**Dataset rows about figures:**
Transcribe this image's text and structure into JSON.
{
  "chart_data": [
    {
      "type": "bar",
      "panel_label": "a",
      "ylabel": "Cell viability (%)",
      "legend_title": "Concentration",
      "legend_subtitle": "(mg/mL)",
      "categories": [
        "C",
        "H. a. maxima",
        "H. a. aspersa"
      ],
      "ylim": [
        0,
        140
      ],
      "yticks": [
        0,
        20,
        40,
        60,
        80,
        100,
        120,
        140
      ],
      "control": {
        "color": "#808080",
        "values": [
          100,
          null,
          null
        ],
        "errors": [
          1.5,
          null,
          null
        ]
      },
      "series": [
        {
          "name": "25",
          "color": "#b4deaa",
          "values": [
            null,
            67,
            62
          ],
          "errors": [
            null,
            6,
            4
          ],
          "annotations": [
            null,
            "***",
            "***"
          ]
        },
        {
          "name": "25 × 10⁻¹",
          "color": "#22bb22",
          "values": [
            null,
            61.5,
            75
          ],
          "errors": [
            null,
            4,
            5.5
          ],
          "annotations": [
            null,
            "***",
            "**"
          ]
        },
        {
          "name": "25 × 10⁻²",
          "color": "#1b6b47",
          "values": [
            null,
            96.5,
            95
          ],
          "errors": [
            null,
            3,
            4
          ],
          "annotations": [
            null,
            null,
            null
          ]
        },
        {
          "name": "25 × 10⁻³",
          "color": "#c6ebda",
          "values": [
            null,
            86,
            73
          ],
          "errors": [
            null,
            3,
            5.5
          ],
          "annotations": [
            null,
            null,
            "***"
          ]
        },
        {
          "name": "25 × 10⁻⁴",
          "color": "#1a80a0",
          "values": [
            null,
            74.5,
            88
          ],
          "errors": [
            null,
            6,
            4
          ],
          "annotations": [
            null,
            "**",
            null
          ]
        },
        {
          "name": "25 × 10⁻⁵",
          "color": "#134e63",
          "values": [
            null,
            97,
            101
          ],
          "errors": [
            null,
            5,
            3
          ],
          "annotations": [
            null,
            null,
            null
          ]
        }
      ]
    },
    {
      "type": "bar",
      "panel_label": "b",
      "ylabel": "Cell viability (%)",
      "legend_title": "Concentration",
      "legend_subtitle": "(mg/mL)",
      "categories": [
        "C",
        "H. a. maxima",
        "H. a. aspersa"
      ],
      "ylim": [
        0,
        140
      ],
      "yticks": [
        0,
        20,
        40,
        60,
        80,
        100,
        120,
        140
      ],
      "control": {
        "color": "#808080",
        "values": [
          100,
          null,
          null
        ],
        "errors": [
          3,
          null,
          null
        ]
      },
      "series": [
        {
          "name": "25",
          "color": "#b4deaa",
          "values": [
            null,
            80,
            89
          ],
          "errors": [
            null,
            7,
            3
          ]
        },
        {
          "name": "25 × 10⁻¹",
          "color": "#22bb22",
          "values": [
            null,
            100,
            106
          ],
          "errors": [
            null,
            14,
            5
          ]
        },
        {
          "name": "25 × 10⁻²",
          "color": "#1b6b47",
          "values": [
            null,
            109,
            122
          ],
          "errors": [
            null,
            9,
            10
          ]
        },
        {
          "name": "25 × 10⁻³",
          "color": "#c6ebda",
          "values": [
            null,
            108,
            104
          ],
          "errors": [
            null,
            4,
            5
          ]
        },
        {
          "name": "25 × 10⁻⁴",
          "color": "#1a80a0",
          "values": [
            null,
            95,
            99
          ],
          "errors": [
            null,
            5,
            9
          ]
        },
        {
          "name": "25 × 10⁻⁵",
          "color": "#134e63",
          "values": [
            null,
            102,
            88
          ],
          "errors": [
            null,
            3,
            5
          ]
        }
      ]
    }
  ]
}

...

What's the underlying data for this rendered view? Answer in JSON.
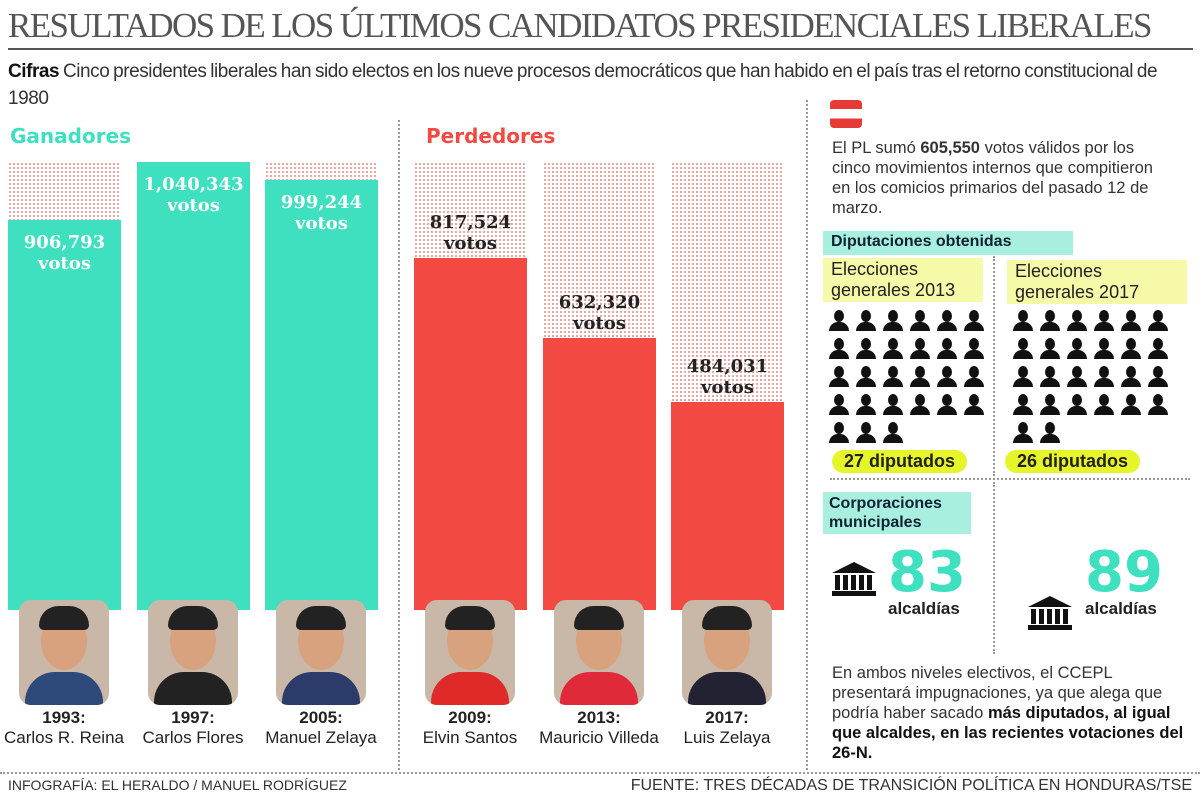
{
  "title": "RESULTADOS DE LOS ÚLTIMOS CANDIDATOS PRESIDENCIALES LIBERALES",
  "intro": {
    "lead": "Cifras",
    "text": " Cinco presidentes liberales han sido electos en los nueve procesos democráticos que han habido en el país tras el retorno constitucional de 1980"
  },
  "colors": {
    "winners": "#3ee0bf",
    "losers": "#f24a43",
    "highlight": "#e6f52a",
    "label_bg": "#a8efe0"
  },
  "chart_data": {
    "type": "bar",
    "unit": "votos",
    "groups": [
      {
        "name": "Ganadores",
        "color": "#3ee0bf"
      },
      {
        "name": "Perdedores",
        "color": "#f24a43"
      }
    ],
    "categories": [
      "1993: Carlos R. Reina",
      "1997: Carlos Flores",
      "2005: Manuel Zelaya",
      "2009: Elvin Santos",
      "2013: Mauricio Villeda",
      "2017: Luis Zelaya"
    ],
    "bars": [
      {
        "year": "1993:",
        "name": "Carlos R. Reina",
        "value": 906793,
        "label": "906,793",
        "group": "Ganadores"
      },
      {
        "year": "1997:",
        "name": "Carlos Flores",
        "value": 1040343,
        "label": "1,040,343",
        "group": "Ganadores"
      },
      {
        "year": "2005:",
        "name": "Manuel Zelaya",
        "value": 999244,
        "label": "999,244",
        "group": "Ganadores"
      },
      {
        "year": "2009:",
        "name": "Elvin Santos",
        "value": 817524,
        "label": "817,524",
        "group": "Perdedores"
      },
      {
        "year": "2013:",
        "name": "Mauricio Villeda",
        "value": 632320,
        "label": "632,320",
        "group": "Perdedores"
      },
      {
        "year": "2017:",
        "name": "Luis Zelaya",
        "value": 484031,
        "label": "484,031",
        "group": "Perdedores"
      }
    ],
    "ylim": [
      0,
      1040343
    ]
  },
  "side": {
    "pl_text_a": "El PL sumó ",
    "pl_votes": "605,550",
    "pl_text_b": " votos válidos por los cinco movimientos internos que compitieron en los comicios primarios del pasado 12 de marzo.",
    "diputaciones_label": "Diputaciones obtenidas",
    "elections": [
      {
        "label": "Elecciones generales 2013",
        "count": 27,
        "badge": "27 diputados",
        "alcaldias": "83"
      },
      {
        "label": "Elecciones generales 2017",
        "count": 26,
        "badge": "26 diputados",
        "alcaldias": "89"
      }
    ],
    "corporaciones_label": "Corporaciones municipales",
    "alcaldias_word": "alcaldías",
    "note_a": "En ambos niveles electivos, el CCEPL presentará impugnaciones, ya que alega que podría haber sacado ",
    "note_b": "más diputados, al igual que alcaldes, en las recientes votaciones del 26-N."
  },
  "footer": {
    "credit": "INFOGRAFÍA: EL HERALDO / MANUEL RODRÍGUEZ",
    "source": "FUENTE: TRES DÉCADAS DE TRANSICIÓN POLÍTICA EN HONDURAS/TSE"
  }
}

**YOUR TASK:** How many lines in the records above hold the word "Villeda"? Give only the number.

**EXPECTED OUTPUT:** 2